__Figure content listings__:
>>>

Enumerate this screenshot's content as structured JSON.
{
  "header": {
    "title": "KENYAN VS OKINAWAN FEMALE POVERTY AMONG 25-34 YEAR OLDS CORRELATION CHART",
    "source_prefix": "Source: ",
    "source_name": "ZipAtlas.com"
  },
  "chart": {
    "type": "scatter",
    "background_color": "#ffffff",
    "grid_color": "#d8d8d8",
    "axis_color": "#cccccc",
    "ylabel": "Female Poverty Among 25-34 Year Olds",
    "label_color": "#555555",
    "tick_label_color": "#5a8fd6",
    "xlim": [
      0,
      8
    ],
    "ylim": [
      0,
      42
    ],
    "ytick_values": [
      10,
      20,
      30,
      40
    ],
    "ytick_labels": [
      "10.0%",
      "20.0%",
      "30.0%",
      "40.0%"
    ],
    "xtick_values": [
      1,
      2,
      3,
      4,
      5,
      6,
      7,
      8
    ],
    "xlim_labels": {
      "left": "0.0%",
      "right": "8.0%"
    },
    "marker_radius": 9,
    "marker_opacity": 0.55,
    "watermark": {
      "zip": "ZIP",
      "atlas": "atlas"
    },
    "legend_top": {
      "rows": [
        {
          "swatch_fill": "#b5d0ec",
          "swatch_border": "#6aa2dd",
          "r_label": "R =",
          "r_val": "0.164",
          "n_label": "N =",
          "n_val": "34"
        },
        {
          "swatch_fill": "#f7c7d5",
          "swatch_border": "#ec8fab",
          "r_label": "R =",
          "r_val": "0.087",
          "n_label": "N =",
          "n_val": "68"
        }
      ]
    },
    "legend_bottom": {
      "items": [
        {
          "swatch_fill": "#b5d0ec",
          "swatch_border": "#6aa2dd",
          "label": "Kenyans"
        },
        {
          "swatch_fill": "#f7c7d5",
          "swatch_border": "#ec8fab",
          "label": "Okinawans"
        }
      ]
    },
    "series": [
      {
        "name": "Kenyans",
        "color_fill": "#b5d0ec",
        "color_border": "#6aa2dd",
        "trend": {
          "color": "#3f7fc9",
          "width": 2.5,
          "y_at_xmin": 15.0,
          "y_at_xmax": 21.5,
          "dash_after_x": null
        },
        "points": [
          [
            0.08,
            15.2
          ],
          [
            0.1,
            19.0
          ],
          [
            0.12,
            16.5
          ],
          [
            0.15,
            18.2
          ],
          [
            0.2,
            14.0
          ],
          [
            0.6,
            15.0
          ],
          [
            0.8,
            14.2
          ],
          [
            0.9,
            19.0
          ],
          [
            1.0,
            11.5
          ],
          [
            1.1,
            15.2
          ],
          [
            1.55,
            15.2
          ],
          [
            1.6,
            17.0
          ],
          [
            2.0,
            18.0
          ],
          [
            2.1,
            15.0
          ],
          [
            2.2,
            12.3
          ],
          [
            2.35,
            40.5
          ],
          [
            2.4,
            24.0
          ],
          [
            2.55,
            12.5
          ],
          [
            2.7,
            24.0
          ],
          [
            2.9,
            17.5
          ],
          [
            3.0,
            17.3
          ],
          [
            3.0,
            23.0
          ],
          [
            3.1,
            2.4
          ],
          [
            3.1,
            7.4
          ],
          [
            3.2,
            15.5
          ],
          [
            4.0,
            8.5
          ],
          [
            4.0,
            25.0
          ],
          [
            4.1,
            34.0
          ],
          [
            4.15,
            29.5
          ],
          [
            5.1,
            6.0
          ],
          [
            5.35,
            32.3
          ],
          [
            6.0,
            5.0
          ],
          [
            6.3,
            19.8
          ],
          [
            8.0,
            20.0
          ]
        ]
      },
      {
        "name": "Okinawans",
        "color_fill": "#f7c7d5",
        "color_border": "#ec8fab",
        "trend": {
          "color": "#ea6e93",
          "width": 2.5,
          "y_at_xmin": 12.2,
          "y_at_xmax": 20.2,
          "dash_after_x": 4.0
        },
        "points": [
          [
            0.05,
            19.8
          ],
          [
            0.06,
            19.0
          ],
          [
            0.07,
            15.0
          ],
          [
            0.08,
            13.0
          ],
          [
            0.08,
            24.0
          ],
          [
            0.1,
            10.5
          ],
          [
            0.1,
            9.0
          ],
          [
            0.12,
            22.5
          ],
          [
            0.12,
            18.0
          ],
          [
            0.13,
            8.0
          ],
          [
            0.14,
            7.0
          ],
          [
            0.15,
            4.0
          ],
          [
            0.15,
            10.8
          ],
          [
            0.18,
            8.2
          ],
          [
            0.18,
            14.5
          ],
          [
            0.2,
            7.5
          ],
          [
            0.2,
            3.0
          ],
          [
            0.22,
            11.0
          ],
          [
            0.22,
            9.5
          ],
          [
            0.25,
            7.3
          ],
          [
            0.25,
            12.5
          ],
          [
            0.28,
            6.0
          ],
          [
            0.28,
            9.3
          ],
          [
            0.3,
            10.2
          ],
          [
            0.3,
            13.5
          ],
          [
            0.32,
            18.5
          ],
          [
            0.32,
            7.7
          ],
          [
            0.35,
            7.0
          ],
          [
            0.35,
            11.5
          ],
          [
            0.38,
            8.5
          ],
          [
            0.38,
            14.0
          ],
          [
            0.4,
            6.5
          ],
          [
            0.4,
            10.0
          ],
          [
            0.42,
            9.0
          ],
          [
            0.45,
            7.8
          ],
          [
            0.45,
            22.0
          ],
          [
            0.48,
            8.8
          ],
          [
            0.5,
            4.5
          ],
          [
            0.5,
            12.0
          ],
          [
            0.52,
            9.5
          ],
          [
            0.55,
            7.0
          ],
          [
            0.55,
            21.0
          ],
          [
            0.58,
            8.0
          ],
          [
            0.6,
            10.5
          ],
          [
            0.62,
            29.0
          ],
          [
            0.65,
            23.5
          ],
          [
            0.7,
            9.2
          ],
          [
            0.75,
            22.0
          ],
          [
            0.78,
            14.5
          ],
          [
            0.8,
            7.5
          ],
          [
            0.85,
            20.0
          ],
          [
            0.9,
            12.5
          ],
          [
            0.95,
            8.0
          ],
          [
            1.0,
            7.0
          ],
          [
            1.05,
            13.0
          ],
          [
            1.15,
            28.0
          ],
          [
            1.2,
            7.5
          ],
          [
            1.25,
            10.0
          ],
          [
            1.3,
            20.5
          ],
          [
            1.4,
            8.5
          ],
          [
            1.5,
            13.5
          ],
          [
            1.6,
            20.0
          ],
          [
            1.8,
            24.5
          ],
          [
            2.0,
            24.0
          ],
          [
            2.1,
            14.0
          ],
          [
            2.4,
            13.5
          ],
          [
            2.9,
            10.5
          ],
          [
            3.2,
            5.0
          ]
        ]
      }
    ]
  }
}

<<<

__What the task asks__:
Copy the material above, line for line.

__The completed task__:
Enumerate this screenshot's content as structured JSON.
{
  "header": {
    "title": "KENYAN VS OKINAWAN FEMALE POVERTY AMONG 25-34 YEAR OLDS CORRELATION CHART",
    "source_prefix": "Source: ",
    "source_name": "ZipAtlas.com"
  },
  "chart": {
    "type": "scatter",
    "background_color": "#ffffff",
    "grid_color": "#d8d8d8",
    "axis_color": "#cccccc",
    "ylabel": "Female Poverty Among 25-34 Year Olds",
    "label_color": "#555555",
    "tick_label_color": "#5a8fd6",
    "xlim": [
      0,
      8
    ],
    "ylim": [
      0,
      42
    ],
    "ytick_values": [
      10,
      20,
      30,
      40
    ],
    "ytick_labels": [
      "10.0%",
      "20.0%",
      "30.0%",
      "40.0%"
    ],
    "xtick_values": [
      1,
      2,
      3,
      4,
      5,
      6,
      7,
      8
    ],
    "xlim_labels": {
      "left": "0.0%",
      "right": "8.0%"
    },
    "marker_radius": 9,
    "marker_opacity": 0.55,
    "watermark": {
      "zip": "ZIP",
      "atlas": "atlas"
    },
    "legend_top": {
      "rows": [
        {
          "swatch_fill": "#b5d0ec",
          "swatch_border": "#6aa2dd",
          "r_label": "R =",
          "r_val": "0.164",
          "n_label": "N =",
          "n_val": "34"
        },
        {
          "swatch_fill": "#f7c7d5",
          "swatch_border": "#ec8fab",
          "r_label": "R =",
          "r_val": "0.087",
          "n_label": "N =",
          "n_val": "68"
        }
      ]
    },
    "legend_bottom": {
      "items": [
        {
          "swatch_fill": "#b5d0ec",
          "swatch_border": "#6aa2dd",
          "label": "Kenyans"
        },
        {
          "swatch_fill": "#f7c7d5",
          "swatch_border": "#ec8fab",
          "label": "Okinawans"
        }
      ]
    },
    "series": [
      {
        "name": "Kenyans",
        "color_fill": "#b5d0ec",
        "color_border": "#6aa2dd",
        "trend": {
          "color": "#3f7fc9",
          "width": 2.5,
          "y_at_xmin": 15.0,
          "y_at_xmax": 21.5,
          "dash_after_x": null
        },
        "points": [
          [
            0.08,
            15.2
          ],
          [
            0.1,
            19.0
          ],
          [
            0.12,
            16.5
          ],
          [
            0.15,
            18.2
          ],
          [
            0.2,
            14.0
          ],
          [
            0.6,
            15.0
          ],
          [
            0.8,
            14.2
          ],
          [
            0.9,
            19.0
          ],
          [
            1.0,
            11.5
          ],
          [
            1.1,
            15.2
          ],
          [
            1.55,
            15.2
          ],
          [
            1.6,
            17.0
          ],
          [
            2.0,
            18.0
          ],
          [
            2.1,
            15.0
          ],
          [
            2.2,
            12.3
          ],
          [
            2.35,
            40.5
          ],
          [
            2.4,
            24.0
          ],
          [
            2.55,
            12.5
          ],
          [
            2.7,
            24.0
          ],
          [
            2.9,
            17.5
          ],
          [
            3.0,
            17.3
          ],
          [
            3.0,
            23.0
          ],
          [
            3.1,
            2.4
          ],
          [
            3.1,
            7.4
          ],
          [
            3.2,
            15.5
          ],
          [
            4.0,
            8.5
          ],
          [
            4.0,
            25.0
          ],
          [
            4.1,
            34.0
          ],
          [
            4.15,
            29.5
          ],
          [
            5.1,
            6.0
          ],
          [
            5.35,
            32.3
          ],
          [
            6.0,
            5.0
          ],
          [
            6.3,
            19.8
          ],
          [
            8.0,
            20.0
          ]
        ]
      },
      {
        "name": "Okinawans",
        "color_fill": "#f7c7d5",
        "color_border": "#ec8fab",
        "trend": {
          "color": "#ea6e93",
          "width": 2.5,
          "y_at_xmin": 12.2,
          "y_at_xmax": 20.2,
          "dash_after_x": 4.0
        },
        "points": [
          [
            0.05,
            19.8
          ],
          [
            0.06,
            19.0
          ],
          [
            0.07,
            15.0
          ],
          [
            0.08,
            13.0
          ],
          [
            0.08,
            24.0
          ],
          [
            0.1,
            10.5
          ],
          [
            0.1,
            9.0
          ],
          [
            0.12,
            22.5
          ],
          [
            0.12,
            18.0
          ],
          [
            0.13,
            8.0
          ],
          [
            0.14,
            7.0
          ],
          [
            0.15,
            4.0
          ],
          [
            0.15,
            10.8
          ],
          [
            0.18,
            8.2
          ],
          [
            0.18,
            14.5
          ],
          [
            0.2,
            7.5
          ],
          [
            0.2,
            3.0
          ],
          [
            0.22,
            11.0
          ],
          [
            0.22,
            9.5
          ],
          [
            0.25,
            7.3
          ],
          [
            0.25,
            12.5
          ],
          [
            0.28,
            6.0
          ],
          [
            0.28,
            9.3
          ],
          [
            0.3,
            10.2
          ],
          [
            0.3,
            13.5
          ],
          [
            0.32,
            18.5
          ],
          [
            0.32,
            7.7
          ],
          [
            0.35,
            7.0
          ],
          [
            0.35,
            11.5
          ],
          [
            0.38,
            8.5
          ],
          [
            0.38,
            14.0
          ],
          [
            0.4,
            6.5
          ],
          [
            0.4,
            10.0
          ],
          [
            0.42,
            9.0
          ],
          [
            0.45,
            7.8
          ],
          [
            0.45,
            22.0
          ],
          [
            0.48,
            8.8
          ],
          [
            0.5,
            4.5
          ],
          [
            0.5,
            12.0
          ],
          [
            0.52,
            9.5
          ],
          [
            0.55,
            7.0
          ],
          [
            0.55,
            21.0
          ],
          [
            0.58,
            8.0
          ],
          [
            0.6,
            10.5
          ],
          [
            0.62,
            29.0
          ],
          [
            0.65,
            23.5
          ],
          [
            0.7,
            9.2
          ],
          [
            0.75,
            22.0
          ],
          [
            0.78,
            14.5
          ],
          [
            0.8,
            7.5
          ],
          [
            0.85,
            20.0
          ],
          [
            0.9,
            12.5
          ],
          [
            0.95,
            8.0
          ],
          [
            1.0,
            7.0
          ],
          [
            1.05,
            13.0
          ],
          [
            1.15,
            28.0
          ],
          [
            1.2,
            7.5
          ],
          [
            1.25,
            10.0
          ],
          [
            1.3,
            20.5
          ],
          [
            1.4,
            8.5
          ],
          [
            1.5,
            13.5
          ],
          [
            1.6,
            20.0
          ],
          [
            1.8,
            24.5
          ],
          [
            2.0,
            24.0
          ],
          [
            2.1,
            14.0
          ],
          [
            2.4,
            13.5
          ],
          [
            2.9,
            10.5
          ],
          [
            3.2,
            5.0
          ]
        ]
      }
    ]
  }
}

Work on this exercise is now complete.